**What to produce**. Out of the lines below, please list those that hold the string "after".
** begin Provided material **
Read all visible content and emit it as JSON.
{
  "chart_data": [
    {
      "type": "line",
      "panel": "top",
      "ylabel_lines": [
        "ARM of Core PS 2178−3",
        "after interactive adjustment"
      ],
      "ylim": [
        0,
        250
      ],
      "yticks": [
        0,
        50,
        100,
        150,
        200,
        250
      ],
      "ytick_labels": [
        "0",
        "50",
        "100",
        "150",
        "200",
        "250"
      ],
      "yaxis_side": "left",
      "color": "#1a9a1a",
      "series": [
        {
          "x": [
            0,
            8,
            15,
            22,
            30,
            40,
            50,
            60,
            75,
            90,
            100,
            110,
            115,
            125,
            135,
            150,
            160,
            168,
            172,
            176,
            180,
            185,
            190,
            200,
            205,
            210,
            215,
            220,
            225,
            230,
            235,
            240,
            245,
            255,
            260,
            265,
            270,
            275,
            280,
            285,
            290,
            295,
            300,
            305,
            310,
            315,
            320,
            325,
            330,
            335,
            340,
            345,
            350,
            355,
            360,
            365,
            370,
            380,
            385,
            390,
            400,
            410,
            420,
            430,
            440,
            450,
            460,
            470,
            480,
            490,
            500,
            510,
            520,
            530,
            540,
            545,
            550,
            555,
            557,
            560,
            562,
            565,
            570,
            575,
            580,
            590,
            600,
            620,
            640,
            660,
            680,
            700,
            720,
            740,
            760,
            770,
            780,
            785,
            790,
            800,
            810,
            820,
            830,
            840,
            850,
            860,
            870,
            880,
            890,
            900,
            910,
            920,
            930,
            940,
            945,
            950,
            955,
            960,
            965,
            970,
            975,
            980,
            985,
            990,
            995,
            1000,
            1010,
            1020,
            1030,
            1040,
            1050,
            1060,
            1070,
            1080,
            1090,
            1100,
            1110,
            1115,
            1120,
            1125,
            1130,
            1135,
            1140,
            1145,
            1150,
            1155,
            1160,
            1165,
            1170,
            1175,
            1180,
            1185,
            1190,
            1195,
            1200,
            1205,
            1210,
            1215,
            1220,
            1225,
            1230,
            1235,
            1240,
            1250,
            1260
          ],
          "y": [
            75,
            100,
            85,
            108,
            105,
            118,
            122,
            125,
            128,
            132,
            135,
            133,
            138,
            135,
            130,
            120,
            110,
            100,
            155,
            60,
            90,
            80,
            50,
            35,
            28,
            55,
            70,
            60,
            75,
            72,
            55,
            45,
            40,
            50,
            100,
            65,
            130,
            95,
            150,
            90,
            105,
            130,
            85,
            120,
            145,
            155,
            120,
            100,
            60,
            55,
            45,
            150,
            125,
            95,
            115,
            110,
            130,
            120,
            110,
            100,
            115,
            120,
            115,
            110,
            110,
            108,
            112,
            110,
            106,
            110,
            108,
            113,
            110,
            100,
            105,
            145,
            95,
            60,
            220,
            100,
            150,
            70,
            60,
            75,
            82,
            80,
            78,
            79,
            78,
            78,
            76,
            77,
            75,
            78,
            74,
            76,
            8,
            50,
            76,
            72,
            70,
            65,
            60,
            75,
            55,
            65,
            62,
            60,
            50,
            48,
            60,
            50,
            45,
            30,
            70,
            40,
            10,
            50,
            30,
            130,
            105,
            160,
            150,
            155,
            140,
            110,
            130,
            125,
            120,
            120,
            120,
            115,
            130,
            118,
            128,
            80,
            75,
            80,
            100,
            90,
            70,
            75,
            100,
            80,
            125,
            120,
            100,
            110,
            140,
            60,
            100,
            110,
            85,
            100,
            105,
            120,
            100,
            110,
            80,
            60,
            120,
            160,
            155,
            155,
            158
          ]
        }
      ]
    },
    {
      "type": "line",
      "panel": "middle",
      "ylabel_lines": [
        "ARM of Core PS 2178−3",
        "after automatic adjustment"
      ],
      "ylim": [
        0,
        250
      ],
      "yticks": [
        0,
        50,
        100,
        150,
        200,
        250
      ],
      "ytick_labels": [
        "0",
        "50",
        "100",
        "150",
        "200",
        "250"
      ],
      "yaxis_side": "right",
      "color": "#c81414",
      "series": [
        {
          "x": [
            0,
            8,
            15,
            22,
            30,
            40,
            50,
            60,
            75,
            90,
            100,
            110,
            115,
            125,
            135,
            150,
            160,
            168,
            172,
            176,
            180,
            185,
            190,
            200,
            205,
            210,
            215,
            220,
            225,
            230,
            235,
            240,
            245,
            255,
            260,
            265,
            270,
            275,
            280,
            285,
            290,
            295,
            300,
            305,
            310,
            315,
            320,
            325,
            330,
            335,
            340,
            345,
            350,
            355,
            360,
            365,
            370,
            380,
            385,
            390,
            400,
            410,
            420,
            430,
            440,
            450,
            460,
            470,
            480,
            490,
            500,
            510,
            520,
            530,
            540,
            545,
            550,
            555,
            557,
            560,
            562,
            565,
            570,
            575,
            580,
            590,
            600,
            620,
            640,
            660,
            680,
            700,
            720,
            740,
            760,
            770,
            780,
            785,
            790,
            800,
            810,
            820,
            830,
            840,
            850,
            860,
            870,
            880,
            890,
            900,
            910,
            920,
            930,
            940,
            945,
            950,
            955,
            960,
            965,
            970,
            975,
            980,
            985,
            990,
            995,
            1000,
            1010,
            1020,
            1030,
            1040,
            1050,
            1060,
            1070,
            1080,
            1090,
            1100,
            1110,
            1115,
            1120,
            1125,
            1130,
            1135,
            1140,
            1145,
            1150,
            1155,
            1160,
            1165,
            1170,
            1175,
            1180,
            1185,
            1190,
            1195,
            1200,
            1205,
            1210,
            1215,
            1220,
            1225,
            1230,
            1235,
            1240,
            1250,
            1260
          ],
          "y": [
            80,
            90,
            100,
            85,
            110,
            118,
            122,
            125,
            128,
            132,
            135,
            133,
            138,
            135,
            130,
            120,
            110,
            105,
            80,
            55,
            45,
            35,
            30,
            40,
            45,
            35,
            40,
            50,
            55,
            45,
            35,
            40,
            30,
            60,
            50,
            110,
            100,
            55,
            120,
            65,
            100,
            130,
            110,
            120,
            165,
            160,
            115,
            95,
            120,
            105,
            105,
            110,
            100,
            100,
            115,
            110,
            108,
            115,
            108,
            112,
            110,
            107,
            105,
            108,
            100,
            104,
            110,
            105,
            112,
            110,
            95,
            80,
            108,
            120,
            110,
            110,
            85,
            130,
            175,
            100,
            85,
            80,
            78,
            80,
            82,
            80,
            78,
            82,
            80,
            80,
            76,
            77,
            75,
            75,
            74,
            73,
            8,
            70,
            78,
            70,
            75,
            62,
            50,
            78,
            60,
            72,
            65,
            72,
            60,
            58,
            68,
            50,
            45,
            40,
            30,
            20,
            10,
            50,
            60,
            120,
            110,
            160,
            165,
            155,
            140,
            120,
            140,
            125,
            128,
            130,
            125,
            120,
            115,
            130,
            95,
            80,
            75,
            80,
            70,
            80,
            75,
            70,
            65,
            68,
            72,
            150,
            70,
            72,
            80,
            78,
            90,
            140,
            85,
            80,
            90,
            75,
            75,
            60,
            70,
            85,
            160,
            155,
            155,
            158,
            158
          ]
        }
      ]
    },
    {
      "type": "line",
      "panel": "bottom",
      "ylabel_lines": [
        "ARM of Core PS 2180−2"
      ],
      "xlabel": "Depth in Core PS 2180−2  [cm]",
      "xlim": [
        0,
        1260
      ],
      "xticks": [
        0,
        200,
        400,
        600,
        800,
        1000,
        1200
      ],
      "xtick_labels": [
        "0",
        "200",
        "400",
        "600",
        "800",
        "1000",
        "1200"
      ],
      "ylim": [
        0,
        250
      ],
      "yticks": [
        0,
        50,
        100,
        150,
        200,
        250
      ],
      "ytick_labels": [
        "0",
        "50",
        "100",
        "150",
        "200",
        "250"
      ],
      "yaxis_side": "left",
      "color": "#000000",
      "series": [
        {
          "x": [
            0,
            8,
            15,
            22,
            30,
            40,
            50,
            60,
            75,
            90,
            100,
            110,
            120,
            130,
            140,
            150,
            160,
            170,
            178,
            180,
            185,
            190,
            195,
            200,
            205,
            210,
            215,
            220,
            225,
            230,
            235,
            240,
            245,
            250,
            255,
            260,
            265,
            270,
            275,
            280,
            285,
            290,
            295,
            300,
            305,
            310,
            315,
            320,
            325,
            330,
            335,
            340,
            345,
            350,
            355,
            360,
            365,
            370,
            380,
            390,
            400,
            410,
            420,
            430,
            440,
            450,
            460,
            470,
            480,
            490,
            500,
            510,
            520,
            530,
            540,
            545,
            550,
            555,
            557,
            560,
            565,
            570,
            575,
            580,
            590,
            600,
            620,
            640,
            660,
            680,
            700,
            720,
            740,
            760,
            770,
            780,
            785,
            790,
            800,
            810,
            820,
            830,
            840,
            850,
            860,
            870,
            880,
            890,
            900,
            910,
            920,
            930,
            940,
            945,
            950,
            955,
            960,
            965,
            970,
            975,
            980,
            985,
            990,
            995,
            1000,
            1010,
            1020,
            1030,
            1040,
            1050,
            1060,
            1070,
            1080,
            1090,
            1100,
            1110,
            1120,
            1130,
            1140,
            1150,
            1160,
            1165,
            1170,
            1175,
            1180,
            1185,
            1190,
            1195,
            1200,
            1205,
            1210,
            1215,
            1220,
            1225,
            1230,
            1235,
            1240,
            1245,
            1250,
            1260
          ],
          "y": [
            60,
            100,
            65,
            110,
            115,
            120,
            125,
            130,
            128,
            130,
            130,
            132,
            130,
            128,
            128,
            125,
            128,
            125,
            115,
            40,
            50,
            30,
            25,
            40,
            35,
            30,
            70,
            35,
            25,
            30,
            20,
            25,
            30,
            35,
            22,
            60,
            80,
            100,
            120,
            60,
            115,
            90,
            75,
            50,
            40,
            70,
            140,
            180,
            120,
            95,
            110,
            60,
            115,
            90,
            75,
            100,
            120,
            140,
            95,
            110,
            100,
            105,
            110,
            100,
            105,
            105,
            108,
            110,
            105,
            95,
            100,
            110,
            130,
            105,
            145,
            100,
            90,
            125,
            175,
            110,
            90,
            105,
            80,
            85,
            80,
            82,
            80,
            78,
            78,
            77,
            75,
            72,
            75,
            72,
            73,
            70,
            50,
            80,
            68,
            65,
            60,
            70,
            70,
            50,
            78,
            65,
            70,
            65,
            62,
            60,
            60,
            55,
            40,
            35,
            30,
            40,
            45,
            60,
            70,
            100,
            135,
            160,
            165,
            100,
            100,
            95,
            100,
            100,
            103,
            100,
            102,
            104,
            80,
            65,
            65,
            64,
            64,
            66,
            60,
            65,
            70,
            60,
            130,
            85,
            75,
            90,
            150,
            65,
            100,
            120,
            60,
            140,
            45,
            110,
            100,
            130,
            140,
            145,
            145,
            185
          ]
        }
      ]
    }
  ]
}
** end Provided material **
**Exercise response**.
        "after interactive adjustment"
        "after automatic adjustment"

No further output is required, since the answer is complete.